>> Start PASSAGE

With regard to the consecutive sentencing claim and lesser-included-offense claim, the Court agrees with Respondent they are unexhausted because they were solely presented in state law terms to the Fourth Department. See Baldwin v. Reese, 541 U.S. 27, 30-33 (2004) (finding ineffective appellate counsel claim to be unexhausted where petitioner raised it solely in state law terms in state court).
The voir dire and lesser-included-offense claims (Grounds One and Two) must be deemed exhausted but procedurally defaulted because it is procedurally barred from presentation to a state court. See Grey v. Hoke, 933 F.2d 117, 120 (2d Cir. 1991) ("For exhaustion purposes, 'a federal habeas court need not require that a federal claim be presented to a state court if it is clear that the state court would hold the claim procedurally barred.'") (quoting Harris v. Reed, 489 U.S. 255, 263 n. 9 (1989)). At this stage, Mitchell is procedurally barred from returning to state court to exhaust the voir dire and lesser-included offense claims (Grounds One and Two). First, he has already completed his direct appeal. By statute, New York law used to specifically provide for only a single application for direct review. Spence v. Superintendent, Great Meadow Corr. Fac., 219 F.3d 162, 170 (2d Cir. 2000) (relying on former New York Rules for the Court of Appeals § 500.10(a) (discussing leave applications for criminal appeals)). Section 500.10 has since been amended, and criminal leave applications are now addressed in N.Y. R. Ct. § 500.20. Although Rule 500.20 "does not specifically state that there may be only one application for appeal, see N.Y. R. Ct. § 500.20, such a restriction may be inferred," since "[b]oth Rule 500.20(d) and CPL § 460.10(5) provide a 30-day window for any such application to be filed; this time limit would be meaningless were multiple applications permitted." Colon v. Connell, No. 07 Civ. 7169(BSJ)(JCF), 2009 WL 2002036, at *6 n. 4 (S.D.N.Y. July 9, 2009) (noting that both N.Y. R. Ct. § 500.20(d) and N.Y. Crim. Proc. Law § 460.10(5) provide a 30-day window for any such application to be filed; "this time limit would be meaningless were multiple applications permitted"); accord, e.g., Cunningham v. Conway, 717 F. Supp.2d 339, 365 (W.D.N.Y. 2010) (collecting cases). In addition, Section 500.20(a)(2) provides that the leave letter must indicate that "that no application for the same relief has been addressed to a justice of the Appellate Division, as only one application is available[.]" N.Y. R. CT. § 500.20(a)(2).
Collateral review of Grounds One and Two in state court is also barred because "sufficient facts appear on the record of the proceedings underlying the judgment" to have permitted him to raise the claims on direct appeal. See N.Y. CRIM. PROC. LAW § 440.10(2)(c) (mandating that court dismiss motion to vacate if sufficient facts appeared on the record to have permitted direct review but defendant unjustifiably failed to raise claim on direct appeal). Because a state court would find Mitchell's unexhausted claims procedurally barred from state review, they are deemed exhausted. Grey, 933 F.2d at 120-21.

>> End PASSAGE
>> Start EXTRACTED INFORMATION

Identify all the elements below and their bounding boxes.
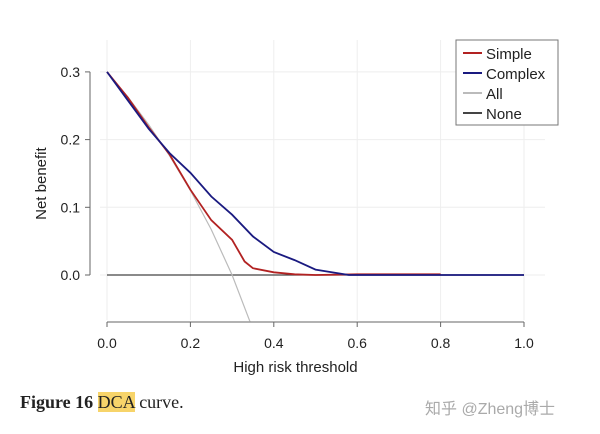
caption-label: Figure 16 — [20, 392, 94, 412]
x-tick-label: 0.6 — [347, 335, 367, 351]
y-tick-label: 0.1 — [61, 199, 81, 215]
y-tick-label: 0.0 — [61, 267, 81, 283]
legend-label-all: All — [486, 86, 503, 103]
caption-highlight: DCA — [97, 392, 135, 412]
x-tick-label: 1.0 — [514, 335, 534, 351]
x-axis-label: High risk threshold — [233, 359, 357, 376]
y-axis-label: Net benefit — [33, 146, 50, 219]
legend-label-complex: Complex — [486, 66, 546, 83]
caption-text: curve. — [139, 392, 184, 412]
watermark: 知乎 @Zheng博士 — [425, 401, 556, 418]
legend-label-simple: Simple — [486, 46, 532, 63]
y-tick-label: 0.2 — [61, 132, 81, 148]
x-tick-label: 0.4 — [264, 335, 284, 351]
figure-caption: Figure 16 DCA curve. — [20, 392, 184, 413]
x-tick-label: 0.0 — [97, 335, 117, 351]
x-tick-label: 0.8 — [431, 335, 451, 351]
series-line-complex — [106, 71, 524, 276]
legend-label-none: None — [486, 106, 522, 123]
x-tick-label: 0.2 — [181, 335, 201, 351]
legend-box — [455, 39, 559, 126]
y-tick-label: 0.3 — [61, 64, 81, 80]
series-line-all — [106, 71, 251, 322]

>> End EXTRACTED INFORMATION

## WRITTEN TASK 1
List every case, by its case name, that the passage on procedurally barred habeas claims cites.
## WRITTEN TASK 2
Duplicate the passage on procedurally barred habeas claims from "Collateral review of" up to and including "F.2d at 120-21.".

## TASK OUTPUT 1
Baldwin v. Reese
Grey v. Hoke
Harris v. Reed
Spence v. Superintendent, Great Meadow Corr. Fac.
Colon v. Connell
Cunningham v. Conway

## TASK OUTPUT 2
Collateral review of Grounds One and Two in state court is also barred because "sufficient facts appear on the record of the proceedings underlying the judgment" to have permitted him to raise the claims on direct appeal. See N.Y. CRIM. PROC. LAW § 440.10(2)(c) (mandating that court dismiss motion to vacate if sufficient facts appeared on the record to have permitted direct review but defendant unjustifiably failed to raise claim on direct appeal). Because a state court would find Mitchell's unexhausted claims procedurally barred from state review, they are deemed exhausted. Grey, 933 F.2d at 120-21.